Reproduce every record exactly as it appears, but not the pictures.
──────── Records shown ────────
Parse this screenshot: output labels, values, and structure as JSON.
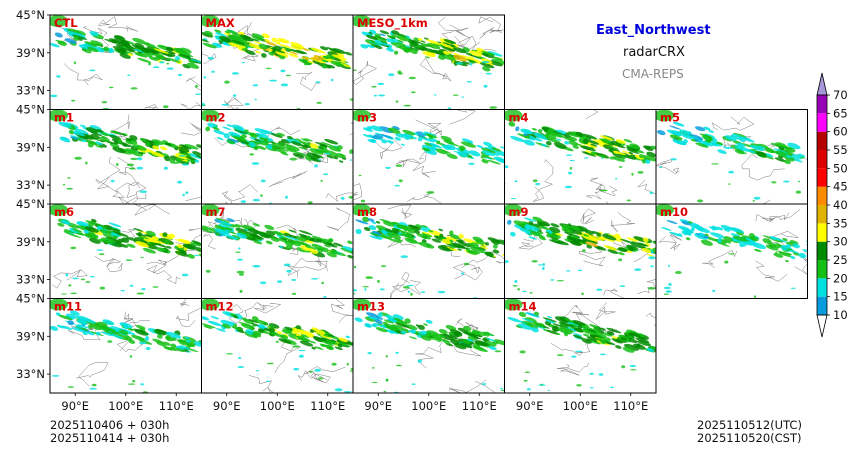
{
  "header": {
    "region": "East_Northwest",
    "variable": "radarCRX",
    "model": "CMA-REPS"
  },
  "footer": {
    "init_line_1": "2025110406  +  030h",
    "init_line_2": "2025110414  +  030h",
    "valid_utc": "2025110512(UTC)",
    "valid_cst": "2025110520(CST)"
  },
  "chart_data": {
    "type": "heatmap",
    "title": "East_Northwest radarCRX CMA-REPS",
    "lon_ticks": [
      "90°E",
      "100°E",
      "110°E"
    ],
    "lat_ticks": [
      "45°N",
      "39°N",
      "33°N"
    ],
    "lon_values": [
      90,
      100,
      110
    ],
    "lat_values": [
      45,
      39,
      33
    ],
    "xlim": [
      85,
      115
    ],
    "ylim": [
      30,
      45
    ],
    "panels": [
      {
        "label": "CTL",
        "row": 0,
        "col": 0,
        "intensity": 0.75
      },
      {
        "label": "MAX",
        "row": 0,
        "col": 1,
        "intensity": 1.0
      },
      {
        "label": "MESO_1km",
        "row": 0,
        "col": 2,
        "intensity": 0.9
      },
      {
        "label": "m1",
        "row": 1,
        "col": 0,
        "intensity": 0.8
      },
      {
        "label": "m2",
        "row": 1,
        "col": 1,
        "intensity": 0.7
      },
      {
        "label": "m3",
        "row": 1,
        "col": 2,
        "intensity": 0.45
      },
      {
        "label": "m4",
        "row": 1,
        "col": 3,
        "intensity": 0.8
      },
      {
        "label": "m5",
        "row": 1,
        "col": 4,
        "intensity": 0.55
      },
      {
        "label": "m6",
        "row": 2,
        "col": 0,
        "intensity": 0.85
      },
      {
        "label": "m7",
        "row": 2,
        "col": 1,
        "intensity": 0.75
      },
      {
        "label": "m8",
        "row": 2,
        "col": 2,
        "intensity": 0.8
      },
      {
        "label": "m9",
        "row": 2,
        "col": 3,
        "intensity": 0.9
      },
      {
        "label": "m10",
        "row": 2,
        "col": 4,
        "intensity": 0.5
      },
      {
        "label": "m11",
        "row": 3,
        "col": 0,
        "intensity": 0.6
      },
      {
        "label": "m12",
        "row": 3,
        "col": 1,
        "intensity": 0.8
      },
      {
        "label": "m13",
        "row": 3,
        "col": 2,
        "intensity": 0.65
      },
      {
        "label": "m14",
        "row": 3,
        "col": 3,
        "intensity": 0.75
      }
    ],
    "colorbar": {
      "levels": [
        10,
        15,
        20,
        25,
        30,
        35,
        40,
        45,
        50,
        55,
        60,
        65,
        70
      ],
      "colors": [
        "#0a9bdc",
        "#00e0e0",
        "#15c115",
        "#008b00",
        "#ffff00",
        "#e0b400",
        "#ff8c00",
        "#ff0000",
        "#dd0000",
        "#b40000",
        "#ff00ff",
        "#9a00b8",
        "#a897d8"
      ],
      "under_color": "#ffffff",
      "over_color": "#a897d8",
      "extend": "both"
    },
    "label_color": "#dd0000"
  }
}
────────
Complete output =>
Parse this screenshot: output labels, values, and structure as JSON.
{
  "header": {
    "region": "East_Northwest",
    "variable": "radarCRX",
    "model": "CMA-REPS"
  },
  "footer": {
    "init_line_1": "2025110406  +  030h",
    "init_line_2": "2025110414  +  030h",
    "valid_utc": "2025110512(UTC)",
    "valid_cst": "2025110520(CST)"
  },
  "chart_data": {
    "type": "heatmap",
    "title": "East_Northwest radarCRX CMA-REPS",
    "lon_ticks": [
      "90°E",
      "100°E",
      "110°E"
    ],
    "lat_ticks": [
      "45°N",
      "39°N",
      "33°N"
    ],
    "lon_values": [
      90,
      100,
      110
    ],
    "lat_values": [
      45,
      39,
      33
    ],
    "xlim": [
      85,
      115
    ],
    "ylim": [
      30,
      45
    ],
    "panels": [
      {
        "label": "CTL",
        "row": 0,
        "col": 0,
        "intensity": 0.75
      },
      {
        "label": "MAX",
        "row": 0,
        "col": 1,
        "intensity": 1.0
      },
      {
        "label": "MESO_1km",
        "row": 0,
        "col": 2,
        "intensity": 0.9
      },
      {
        "label": "m1",
        "row": 1,
        "col": 0,
        "intensity": 0.8
      },
      {
        "label": "m2",
        "row": 1,
        "col": 1,
        "intensity": 0.7
      },
      {
        "label": "m3",
        "row": 1,
        "col": 2,
        "intensity": 0.45
      },
      {
        "label": "m4",
        "row": 1,
        "col": 3,
        "intensity": 0.8
      },
      {
        "label": "m5",
        "row": 1,
        "col": 4,
        "intensity": 0.55
      },
      {
        "label": "m6",
        "row": 2,
        "col": 0,
        "intensity": 0.85
      },
      {
        "label": "m7",
        "row": 2,
        "col": 1,
        "intensity": 0.75
      },
      {
        "label": "m8",
        "row": 2,
        "col": 2,
        "intensity": 0.8
      },
      {
        "label": "m9",
        "row": 2,
        "col": 3,
        "intensity": 0.9
      },
      {
        "label": "m10",
        "row": 2,
        "col": 4,
        "intensity": 0.5
      },
      {
        "label": "m11",
        "row": 3,
        "col": 0,
        "intensity": 0.6
      },
      {
        "label": "m12",
        "row": 3,
        "col": 1,
        "intensity": 0.8
      },
      {
        "label": "m13",
        "row": 3,
        "col": 2,
        "intensity": 0.65
      },
      {
        "label": "m14",
        "row": 3,
        "col": 3,
        "intensity": 0.75
      }
    ],
    "colorbar": {
      "levels": [
        10,
        15,
        20,
        25,
        30,
        35,
        40,
        45,
        50,
        55,
        60,
        65,
        70
      ],
      "colors": [
        "#0a9bdc",
        "#00e0e0",
        "#15c115",
        "#008b00",
        "#ffff00",
        "#e0b400",
        "#ff8c00",
        "#ff0000",
        "#dd0000",
        "#b40000",
        "#ff00ff",
        "#9a00b8",
        "#a897d8"
      ],
      "under_color": "#ffffff",
      "over_color": "#a897d8",
      "extend": "both"
    },
    "label_color": "#dd0000"
  }
}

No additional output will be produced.